### [ENTRIES]
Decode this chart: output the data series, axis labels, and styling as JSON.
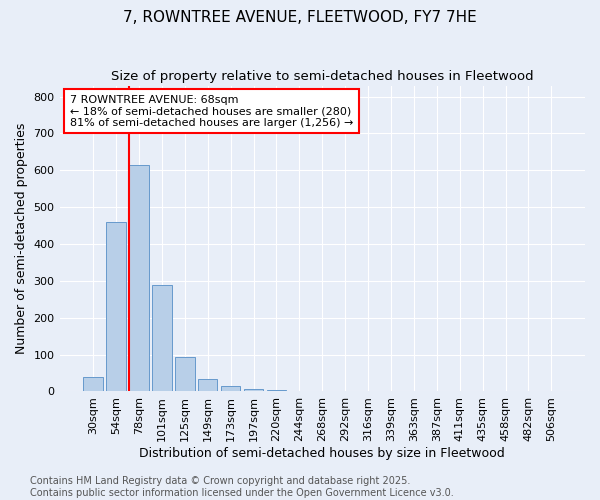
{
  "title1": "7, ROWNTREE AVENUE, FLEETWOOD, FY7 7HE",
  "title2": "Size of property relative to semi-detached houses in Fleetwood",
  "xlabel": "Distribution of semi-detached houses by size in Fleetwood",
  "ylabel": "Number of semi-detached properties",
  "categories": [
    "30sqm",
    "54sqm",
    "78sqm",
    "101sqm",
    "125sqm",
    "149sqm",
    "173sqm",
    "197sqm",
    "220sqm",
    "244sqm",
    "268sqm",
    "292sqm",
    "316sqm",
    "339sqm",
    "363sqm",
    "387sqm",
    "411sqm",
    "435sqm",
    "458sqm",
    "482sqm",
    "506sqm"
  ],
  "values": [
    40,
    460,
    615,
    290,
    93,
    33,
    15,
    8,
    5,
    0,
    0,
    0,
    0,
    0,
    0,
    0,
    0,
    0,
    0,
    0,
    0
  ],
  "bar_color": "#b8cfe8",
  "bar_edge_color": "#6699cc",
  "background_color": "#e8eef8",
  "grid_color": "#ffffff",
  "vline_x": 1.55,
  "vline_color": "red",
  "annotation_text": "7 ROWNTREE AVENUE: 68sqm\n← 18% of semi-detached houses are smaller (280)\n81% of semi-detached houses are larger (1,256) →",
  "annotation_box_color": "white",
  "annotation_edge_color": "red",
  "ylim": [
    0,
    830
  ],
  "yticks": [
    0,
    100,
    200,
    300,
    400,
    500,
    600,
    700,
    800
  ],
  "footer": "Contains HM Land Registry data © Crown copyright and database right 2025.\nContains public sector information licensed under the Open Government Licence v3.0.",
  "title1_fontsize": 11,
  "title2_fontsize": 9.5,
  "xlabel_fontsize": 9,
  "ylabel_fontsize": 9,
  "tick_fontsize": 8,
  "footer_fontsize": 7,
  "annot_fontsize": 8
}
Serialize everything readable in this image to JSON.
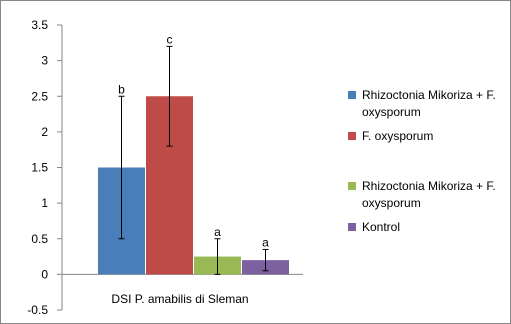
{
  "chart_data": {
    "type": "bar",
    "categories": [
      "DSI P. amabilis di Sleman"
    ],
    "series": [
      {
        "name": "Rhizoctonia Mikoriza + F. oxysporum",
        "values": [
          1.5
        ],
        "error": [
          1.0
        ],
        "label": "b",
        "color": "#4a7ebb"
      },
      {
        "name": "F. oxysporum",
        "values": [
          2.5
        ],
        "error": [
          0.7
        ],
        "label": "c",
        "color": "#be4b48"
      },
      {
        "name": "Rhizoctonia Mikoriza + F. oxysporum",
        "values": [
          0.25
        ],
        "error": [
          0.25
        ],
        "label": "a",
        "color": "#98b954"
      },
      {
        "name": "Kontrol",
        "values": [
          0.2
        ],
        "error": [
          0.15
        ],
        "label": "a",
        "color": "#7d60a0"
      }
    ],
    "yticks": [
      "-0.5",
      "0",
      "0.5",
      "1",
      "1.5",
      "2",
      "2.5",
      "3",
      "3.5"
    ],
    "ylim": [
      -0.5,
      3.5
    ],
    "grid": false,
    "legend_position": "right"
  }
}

### [PROBLEM TO SOLVE]
All of the material above is to be copied exactly, except for its images.

### [WRITTEN ANSWER]
Decode this chart: output the data series, axis labels, and styling as JSON.
{
  "title1": "7, ROWNTREE AVENUE, FLEETWOOD, FY7 7HE",
  "title2": "Size of property relative to semi-detached houses in Fleetwood",
  "xlabel": "Distribution of semi-detached houses by size in Fleetwood",
  "ylabel": "Number of semi-detached properties",
  "categories": [
    "30sqm",
    "54sqm",
    "78sqm",
    "101sqm",
    "125sqm",
    "149sqm",
    "173sqm",
    "197sqm",
    "220sqm",
    "244sqm",
    "268sqm",
    "292sqm",
    "316sqm",
    "339sqm",
    "363sqm",
    "387sqm",
    "411sqm",
    "435sqm",
    "458sqm",
    "482sqm",
    "506sqm"
  ],
  "values": [
    40,
    460,
    615,
    290,
    93,
    33,
    15,
    8,
    5,
    0,
    0,
    0,
    0,
    0,
    0,
    0,
    0,
    0,
    0,
    0,
    0
  ],
  "bar_color": "#b8cfe8",
  "bar_edge_color": "#6699cc",
  "background_color": "#e8eef8",
  "grid_color": "#ffffff",
  "vline_x": 1.55,
  "vline_color": "red",
  "annotation_text": "7 ROWNTREE AVENUE: 68sqm\n← 18% of semi-detached houses are smaller (280)\n81% of semi-detached houses are larger (1,256) →",
  "annotation_box_color": "white",
  "annotation_edge_color": "red",
  "ylim": [
    0,
    830
  ],
  "yticks": [
    0,
    100,
    200,
    300,
    400,
    500,
    600,
    700,
    800
  ],
  "footer": "Contains HM Land Registry data © Crown copyright and database right 2025.\nContains public sector information licensed under the Open Government Licence v3.0.",
  "title1_fontsize": 11,
  "title2_fontsize": 9.5,
  "xlabel_fontsize": 9,
  "ylabel_fontsize": 9,
  "tick_fontsize": 8,
  "footer_fontsize": 7,
  "annot_fontsize": 8
}
Serialize everything readable in this image to JSON.
{
  "chart_data": {
    "type": "bar",
    "categories": [
      "DSI P. amabilis di Sleman"
    ],
    "series": [
      {
        "name": "Rhizoctonia Mikoriza + F. oxysporum",
        "values": [
          1.5
        ],
        "error": [
          1.0
        ],
        "label": "b",
        "color": "#4a7ebb"
      },
      {
        "name": "F. oxysporum",
        "values": [
          2.5
        ],
        "error": [
          0.7
        ],
        "label": "c",
        "color": "#be4b48"
      },
      {
        "name": "Rhizoctonia Mikoriza + F. oxysporum",
        "values": [
          0.25
        ],
        "error": [
          0.25
        ],
        "label": "a",
        "color": "#98b954"
      },
      {
        "name": "Kontrol",
        "values": [
          0.2
        ],
        "error": [
          0.15
        ],
        "label": "a",
        "color": "#7d60a0"
      }
    ],
    "yticks": [
      "-0.5",
      "0",
      "0.5",
      "1",
      "1.5",
      "2",
      "2.5",
      "3",
      "3.5"
    ],
    "ylim": [
      -0.5,
      3.5
    ],
    "grid": false,
    "legend_position": "right"
  }
}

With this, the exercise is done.